_YOUR TASK_: From the listing below, extract every line in which the word "направлениям" appears.

===== SUPPLIED DATA =====

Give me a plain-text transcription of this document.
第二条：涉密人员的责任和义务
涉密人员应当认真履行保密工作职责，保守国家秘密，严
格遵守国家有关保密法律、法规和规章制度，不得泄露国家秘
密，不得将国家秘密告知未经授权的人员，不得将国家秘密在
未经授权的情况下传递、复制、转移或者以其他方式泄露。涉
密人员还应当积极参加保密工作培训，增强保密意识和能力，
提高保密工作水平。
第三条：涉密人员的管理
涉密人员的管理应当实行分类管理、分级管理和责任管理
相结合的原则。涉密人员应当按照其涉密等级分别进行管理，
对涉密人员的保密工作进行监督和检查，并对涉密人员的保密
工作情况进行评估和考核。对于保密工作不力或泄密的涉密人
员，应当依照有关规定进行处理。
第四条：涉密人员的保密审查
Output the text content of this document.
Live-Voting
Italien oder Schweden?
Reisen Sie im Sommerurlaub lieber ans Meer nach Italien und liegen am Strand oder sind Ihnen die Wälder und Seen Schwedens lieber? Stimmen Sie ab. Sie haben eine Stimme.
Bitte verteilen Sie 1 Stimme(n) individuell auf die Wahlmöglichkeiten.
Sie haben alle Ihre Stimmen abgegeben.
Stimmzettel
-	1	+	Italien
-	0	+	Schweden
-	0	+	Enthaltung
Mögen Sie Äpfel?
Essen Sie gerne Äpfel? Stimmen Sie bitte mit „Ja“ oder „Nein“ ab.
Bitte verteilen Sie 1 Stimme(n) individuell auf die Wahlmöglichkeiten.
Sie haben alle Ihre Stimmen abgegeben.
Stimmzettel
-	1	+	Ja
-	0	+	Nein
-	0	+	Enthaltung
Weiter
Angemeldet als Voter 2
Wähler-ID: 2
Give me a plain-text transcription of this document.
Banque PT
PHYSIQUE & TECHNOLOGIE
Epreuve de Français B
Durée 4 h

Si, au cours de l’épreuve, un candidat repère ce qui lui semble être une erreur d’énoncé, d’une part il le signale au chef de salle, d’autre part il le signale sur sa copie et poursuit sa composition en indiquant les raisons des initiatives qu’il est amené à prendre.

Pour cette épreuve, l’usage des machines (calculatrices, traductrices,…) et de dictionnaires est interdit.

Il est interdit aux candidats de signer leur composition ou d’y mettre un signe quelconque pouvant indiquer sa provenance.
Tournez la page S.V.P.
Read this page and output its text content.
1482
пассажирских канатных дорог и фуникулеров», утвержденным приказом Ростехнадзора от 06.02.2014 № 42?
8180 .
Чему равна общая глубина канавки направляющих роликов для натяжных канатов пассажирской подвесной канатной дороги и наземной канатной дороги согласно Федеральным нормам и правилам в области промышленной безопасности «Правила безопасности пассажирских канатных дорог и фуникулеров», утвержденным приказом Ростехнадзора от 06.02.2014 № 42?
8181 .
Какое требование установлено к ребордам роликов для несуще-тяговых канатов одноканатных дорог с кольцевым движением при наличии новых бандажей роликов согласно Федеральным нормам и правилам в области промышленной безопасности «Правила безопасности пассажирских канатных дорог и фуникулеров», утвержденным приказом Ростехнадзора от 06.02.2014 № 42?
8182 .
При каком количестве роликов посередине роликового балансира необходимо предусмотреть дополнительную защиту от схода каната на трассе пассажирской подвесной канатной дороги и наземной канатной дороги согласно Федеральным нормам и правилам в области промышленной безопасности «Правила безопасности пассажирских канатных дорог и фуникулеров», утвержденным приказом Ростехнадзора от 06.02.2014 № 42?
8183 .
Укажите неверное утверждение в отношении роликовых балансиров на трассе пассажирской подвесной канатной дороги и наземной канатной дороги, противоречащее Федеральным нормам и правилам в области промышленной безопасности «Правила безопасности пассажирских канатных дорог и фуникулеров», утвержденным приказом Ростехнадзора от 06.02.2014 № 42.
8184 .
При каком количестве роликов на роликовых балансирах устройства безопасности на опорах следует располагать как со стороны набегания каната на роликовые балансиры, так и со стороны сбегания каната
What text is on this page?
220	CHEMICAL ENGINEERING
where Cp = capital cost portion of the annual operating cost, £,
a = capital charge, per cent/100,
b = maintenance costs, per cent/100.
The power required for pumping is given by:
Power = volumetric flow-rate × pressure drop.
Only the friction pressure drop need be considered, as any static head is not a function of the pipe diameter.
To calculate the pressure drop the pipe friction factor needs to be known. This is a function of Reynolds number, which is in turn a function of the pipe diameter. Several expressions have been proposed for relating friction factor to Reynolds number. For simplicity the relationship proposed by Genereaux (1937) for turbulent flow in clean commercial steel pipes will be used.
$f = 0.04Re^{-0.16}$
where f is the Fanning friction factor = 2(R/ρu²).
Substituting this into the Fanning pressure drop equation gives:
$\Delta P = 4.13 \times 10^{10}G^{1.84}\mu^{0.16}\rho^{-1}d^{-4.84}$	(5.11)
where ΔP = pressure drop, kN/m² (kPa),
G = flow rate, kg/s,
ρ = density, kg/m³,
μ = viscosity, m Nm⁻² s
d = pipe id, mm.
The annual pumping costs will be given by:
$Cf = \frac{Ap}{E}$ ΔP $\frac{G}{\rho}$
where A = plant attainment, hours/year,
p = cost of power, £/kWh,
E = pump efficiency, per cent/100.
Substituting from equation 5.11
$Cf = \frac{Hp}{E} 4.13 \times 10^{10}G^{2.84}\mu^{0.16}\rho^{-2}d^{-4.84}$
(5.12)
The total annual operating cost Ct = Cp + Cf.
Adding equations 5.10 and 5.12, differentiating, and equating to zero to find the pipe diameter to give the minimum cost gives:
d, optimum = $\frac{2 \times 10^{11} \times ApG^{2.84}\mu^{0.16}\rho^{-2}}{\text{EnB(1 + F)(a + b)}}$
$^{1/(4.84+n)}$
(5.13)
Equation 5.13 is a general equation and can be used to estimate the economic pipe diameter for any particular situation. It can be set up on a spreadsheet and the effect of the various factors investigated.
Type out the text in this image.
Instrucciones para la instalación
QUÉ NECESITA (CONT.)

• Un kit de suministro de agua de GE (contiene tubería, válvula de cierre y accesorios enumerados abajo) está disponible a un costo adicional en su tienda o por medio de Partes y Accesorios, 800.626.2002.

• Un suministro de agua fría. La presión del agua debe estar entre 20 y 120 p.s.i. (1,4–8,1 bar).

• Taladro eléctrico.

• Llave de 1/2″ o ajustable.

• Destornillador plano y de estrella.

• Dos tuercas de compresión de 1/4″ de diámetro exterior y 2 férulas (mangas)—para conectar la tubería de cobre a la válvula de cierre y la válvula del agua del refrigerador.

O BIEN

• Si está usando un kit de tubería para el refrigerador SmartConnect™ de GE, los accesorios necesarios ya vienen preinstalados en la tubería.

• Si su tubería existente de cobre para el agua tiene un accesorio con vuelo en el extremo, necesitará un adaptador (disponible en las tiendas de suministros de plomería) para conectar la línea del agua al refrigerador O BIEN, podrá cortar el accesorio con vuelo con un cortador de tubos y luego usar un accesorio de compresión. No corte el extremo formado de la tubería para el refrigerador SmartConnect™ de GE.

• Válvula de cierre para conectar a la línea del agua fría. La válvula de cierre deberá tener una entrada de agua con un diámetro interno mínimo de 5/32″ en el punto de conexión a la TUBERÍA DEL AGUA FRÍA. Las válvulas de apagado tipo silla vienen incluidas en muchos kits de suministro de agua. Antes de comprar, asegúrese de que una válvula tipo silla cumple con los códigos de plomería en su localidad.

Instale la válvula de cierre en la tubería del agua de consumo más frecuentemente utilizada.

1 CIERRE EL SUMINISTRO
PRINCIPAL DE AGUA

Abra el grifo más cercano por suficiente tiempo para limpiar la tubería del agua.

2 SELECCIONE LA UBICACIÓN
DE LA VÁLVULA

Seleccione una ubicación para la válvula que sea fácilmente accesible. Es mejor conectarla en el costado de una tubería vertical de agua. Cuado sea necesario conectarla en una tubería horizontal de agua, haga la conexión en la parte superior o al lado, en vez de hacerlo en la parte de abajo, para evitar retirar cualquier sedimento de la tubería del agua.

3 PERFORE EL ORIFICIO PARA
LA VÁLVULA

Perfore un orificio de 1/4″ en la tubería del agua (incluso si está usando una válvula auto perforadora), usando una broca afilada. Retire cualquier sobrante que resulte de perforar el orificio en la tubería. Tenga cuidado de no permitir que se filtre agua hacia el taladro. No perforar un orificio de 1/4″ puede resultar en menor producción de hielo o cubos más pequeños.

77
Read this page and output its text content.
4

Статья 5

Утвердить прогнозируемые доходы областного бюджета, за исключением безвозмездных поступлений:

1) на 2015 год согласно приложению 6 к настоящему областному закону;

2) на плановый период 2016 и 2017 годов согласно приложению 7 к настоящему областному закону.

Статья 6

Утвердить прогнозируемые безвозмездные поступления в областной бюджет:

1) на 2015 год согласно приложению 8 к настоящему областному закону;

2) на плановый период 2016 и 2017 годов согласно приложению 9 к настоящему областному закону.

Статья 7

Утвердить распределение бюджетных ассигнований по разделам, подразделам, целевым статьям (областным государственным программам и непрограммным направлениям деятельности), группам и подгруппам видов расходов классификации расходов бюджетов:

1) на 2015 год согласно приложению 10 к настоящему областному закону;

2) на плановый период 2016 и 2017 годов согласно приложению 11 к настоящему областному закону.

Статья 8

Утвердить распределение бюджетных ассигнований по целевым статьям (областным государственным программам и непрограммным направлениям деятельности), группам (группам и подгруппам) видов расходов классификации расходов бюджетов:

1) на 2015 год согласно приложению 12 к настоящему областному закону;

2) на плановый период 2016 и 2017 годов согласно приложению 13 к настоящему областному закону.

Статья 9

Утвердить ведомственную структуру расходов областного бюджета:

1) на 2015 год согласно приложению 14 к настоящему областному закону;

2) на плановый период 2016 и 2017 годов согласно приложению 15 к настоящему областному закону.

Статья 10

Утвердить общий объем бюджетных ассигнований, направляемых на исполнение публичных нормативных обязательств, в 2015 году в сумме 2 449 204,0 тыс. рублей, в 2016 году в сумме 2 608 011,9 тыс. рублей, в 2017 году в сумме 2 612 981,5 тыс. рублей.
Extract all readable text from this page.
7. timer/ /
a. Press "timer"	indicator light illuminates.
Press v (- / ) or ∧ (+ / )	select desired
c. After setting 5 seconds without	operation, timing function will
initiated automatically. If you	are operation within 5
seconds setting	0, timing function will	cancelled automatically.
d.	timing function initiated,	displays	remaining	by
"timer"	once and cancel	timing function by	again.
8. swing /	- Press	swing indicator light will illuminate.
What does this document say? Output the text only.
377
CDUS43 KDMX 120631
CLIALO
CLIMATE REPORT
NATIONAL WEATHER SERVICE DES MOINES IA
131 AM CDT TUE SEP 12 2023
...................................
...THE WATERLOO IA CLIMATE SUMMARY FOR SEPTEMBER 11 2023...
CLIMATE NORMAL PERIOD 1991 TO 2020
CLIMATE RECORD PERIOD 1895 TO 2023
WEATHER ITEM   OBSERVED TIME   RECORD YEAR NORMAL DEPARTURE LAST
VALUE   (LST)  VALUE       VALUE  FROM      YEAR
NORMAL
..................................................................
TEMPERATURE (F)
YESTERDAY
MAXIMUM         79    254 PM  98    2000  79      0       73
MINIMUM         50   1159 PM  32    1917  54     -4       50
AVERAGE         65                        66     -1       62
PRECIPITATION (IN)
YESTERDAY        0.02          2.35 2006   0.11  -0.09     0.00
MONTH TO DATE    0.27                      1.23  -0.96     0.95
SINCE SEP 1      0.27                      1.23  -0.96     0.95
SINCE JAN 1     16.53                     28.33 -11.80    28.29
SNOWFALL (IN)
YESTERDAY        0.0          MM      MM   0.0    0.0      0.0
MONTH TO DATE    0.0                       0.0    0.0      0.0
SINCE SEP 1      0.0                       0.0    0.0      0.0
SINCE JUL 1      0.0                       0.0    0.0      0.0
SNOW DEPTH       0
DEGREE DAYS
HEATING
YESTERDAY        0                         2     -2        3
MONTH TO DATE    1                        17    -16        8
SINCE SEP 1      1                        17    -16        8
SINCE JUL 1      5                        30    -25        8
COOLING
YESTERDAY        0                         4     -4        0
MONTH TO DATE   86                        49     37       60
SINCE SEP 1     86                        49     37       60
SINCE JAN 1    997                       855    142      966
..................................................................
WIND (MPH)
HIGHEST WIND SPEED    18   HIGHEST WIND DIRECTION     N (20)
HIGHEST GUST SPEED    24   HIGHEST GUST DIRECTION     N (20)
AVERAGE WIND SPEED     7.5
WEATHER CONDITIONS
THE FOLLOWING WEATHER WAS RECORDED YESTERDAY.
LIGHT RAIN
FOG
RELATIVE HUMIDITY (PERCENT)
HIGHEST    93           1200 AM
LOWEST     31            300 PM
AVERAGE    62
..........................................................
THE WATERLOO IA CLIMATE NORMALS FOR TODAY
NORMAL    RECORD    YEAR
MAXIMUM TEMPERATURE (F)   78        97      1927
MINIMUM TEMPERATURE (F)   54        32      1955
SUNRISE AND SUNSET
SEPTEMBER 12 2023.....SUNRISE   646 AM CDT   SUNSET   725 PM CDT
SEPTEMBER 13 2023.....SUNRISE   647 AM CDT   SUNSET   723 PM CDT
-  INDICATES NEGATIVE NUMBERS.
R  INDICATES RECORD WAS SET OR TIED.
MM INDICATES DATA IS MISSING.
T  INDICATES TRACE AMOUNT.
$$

=====

_SOLUTION BELOW_:
Утвердить распределение бюджетных ассигнований по разделам, подразделам, целевым статьям (областным государственным программам и непрограммным направлениям деятельности), группам и подгруппам видов расходов классификации расходов бюджетов:
Утвердить распределение бюджетных ассигнований по целевым статьям (областным государственным программам и непрограммным направлениям деятельности), группам (группам и подгруппам) видов расходов классификации расходов бюджетов:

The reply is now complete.